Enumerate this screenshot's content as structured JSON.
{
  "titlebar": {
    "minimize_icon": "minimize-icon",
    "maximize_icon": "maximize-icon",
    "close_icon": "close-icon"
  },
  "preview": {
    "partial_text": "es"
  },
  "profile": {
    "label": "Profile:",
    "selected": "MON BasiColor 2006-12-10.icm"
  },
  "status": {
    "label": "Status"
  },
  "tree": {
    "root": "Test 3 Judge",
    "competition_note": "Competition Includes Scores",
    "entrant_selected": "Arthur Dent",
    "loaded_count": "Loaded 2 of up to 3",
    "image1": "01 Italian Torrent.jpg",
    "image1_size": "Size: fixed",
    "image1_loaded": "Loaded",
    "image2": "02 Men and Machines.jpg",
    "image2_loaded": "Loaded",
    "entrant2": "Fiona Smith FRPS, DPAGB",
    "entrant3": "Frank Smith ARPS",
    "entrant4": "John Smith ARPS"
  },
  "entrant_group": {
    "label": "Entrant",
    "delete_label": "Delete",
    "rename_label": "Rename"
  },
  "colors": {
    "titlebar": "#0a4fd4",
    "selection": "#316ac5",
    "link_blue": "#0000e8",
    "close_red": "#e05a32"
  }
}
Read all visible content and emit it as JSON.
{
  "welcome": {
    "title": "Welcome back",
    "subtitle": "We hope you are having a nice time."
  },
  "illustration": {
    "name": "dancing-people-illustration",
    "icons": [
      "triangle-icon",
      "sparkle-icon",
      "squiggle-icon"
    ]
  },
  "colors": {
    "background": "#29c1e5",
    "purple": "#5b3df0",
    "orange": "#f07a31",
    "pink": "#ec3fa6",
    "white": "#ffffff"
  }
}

---

From the data above, extract every line in its exact form.

Enumerate this screenshot's content as structured JSON.
{
  "titlebar": {
    "minimize_icon": "minimize-icon",
    "maximize_icon": "maximize-icon",
    "close_icon": "close-icon"
  },
  "preview": {
    "partial_text": "es"
  },
  "profile": {
    "label": "Profile:",
    "selected": "MON BasiColor 2006-12-10.icm"
  },
  "status": {
    "label": "Status"
  },
  "tree": {
    "root": "Test 3 Judge",
    "competition_note": "Competition Includes Scores",
    "entrant_selected": "Arthur Dent",
    "loaded_count": "Loaded 2 of up to 3",
    "image1": "01 Italian Torrent.jpg",
    "image1_size": "Size: fixed",
    "image1_loaded": "Loaded",
    "image2": "02 Men and Machines.jpg",
    "image2_loaded": "Loaded",
    "entrant2": "Fiona Smith FRPS, DPAGB",
    "entrant3": "Frank Smith ARPS",
    "entrant4": "John Smith ARPS"
  },
  "entrant_group": {
    "label": "Entrant",
    "delete_label": "Delete",
    "rename_label": "Rename"
  },
  "colors": {
    "titlebar": "#0a4fd4",
    "selection": "#316ac5",
    "link_blue": "#0000e8",
    "close_red": "#e05a32"
  }
}
Read all visible content and emit it as JSON.
{
  "welcome": {
    "title": "Welcome back",
    "subtitle": "We hope you are having a nice time."
  },
  "illustration": {
    "name": "dancing-people-illustration",
    "icons": [
      "triangle-icon",
      "sparkle-icon",
      "squiggle-icon"
    ]
  },
  "colors": {
    "background": "#29c1e5",
    "purple": "#5b3df0",
    "orange": "#f07a31",
    "pink": "#ec3fa6",
    "white": "#ffffff"
  }
}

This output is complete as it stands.